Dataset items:
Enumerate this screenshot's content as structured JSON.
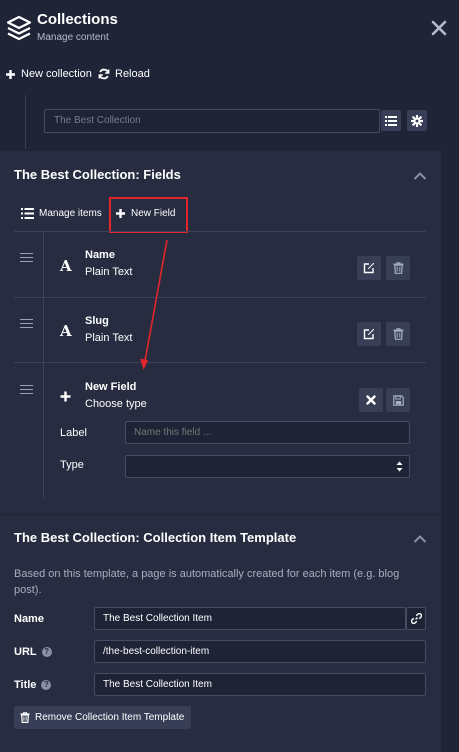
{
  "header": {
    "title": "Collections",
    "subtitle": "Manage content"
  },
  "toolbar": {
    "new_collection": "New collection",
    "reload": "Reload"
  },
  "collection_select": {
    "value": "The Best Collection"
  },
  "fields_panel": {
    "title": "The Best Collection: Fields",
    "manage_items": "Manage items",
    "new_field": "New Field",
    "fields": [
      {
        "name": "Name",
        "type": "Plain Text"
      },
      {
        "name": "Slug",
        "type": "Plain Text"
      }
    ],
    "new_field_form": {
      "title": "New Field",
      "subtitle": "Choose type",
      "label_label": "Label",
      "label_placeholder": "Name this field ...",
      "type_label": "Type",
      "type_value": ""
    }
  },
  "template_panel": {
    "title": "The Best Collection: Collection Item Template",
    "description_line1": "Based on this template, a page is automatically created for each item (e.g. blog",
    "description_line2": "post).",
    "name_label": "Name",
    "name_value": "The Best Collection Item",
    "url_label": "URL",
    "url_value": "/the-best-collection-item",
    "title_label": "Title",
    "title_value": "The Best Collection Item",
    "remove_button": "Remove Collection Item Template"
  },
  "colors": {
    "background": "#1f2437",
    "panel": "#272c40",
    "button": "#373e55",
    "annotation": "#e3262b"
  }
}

* * *

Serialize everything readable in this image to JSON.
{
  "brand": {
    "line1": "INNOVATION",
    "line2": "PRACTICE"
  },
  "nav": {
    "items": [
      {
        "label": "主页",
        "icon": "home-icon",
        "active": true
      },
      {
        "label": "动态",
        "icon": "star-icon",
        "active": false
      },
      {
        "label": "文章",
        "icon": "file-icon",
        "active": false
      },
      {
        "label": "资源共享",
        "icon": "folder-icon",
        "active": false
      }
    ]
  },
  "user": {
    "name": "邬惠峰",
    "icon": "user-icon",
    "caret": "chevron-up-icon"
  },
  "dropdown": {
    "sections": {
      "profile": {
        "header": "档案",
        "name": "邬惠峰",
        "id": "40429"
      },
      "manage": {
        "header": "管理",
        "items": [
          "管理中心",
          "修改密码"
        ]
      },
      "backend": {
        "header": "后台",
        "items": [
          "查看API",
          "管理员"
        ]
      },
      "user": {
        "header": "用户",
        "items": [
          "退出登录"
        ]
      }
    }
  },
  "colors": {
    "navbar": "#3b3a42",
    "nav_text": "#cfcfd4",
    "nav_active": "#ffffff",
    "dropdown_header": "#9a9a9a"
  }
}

...

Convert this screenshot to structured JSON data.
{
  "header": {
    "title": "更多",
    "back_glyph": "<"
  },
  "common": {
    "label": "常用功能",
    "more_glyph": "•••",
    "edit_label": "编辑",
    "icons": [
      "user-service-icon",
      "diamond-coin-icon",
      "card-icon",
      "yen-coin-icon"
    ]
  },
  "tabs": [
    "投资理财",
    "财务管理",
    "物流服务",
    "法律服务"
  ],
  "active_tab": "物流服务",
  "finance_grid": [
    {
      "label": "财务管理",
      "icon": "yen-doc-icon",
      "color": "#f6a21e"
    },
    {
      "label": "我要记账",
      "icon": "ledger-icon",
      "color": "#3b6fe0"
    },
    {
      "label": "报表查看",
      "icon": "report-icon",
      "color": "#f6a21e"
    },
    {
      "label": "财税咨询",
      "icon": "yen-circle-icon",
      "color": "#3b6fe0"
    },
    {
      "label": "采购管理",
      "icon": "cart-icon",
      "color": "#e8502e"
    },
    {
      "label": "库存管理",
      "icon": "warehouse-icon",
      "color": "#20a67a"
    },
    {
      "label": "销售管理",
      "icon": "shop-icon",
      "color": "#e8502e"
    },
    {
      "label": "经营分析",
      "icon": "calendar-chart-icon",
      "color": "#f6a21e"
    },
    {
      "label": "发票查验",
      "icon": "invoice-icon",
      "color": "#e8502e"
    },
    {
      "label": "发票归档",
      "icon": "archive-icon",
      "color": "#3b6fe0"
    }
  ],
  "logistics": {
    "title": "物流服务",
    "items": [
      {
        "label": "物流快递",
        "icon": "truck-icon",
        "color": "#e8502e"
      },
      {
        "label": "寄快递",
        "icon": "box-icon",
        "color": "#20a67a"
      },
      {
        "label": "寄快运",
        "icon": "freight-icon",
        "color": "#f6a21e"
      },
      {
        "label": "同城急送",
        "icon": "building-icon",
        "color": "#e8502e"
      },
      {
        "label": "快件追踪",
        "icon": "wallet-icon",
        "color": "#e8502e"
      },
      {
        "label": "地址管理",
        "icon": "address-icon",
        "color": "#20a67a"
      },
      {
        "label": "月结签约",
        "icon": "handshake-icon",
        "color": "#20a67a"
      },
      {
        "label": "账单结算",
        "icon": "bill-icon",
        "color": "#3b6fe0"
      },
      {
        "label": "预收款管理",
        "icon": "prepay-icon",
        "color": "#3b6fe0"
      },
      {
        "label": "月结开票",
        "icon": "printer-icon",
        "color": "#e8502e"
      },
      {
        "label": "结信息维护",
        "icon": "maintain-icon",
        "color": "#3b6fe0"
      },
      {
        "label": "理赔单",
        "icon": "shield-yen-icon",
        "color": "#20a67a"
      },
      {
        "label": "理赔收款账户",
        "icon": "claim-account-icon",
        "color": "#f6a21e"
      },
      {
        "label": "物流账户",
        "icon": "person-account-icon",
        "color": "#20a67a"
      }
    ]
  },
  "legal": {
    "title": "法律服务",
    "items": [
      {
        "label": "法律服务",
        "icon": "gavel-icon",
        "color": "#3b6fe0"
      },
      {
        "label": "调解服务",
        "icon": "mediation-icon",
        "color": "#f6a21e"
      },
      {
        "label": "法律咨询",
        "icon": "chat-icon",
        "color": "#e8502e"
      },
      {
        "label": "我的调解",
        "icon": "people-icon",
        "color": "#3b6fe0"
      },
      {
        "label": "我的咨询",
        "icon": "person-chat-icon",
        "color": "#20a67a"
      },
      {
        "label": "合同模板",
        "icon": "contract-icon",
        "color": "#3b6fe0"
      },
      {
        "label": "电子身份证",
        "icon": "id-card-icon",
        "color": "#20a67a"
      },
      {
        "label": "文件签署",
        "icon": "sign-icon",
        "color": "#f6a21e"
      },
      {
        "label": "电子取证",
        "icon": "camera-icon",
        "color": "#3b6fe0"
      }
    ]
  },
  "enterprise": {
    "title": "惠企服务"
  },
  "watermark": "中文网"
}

### Exercise requirements
Locate all lines in the listing above with the word "structured" and copy them.

### Correct result
Enumerate this screenshot's content as structured JSON.
Convert this screenshot to structured JSON data.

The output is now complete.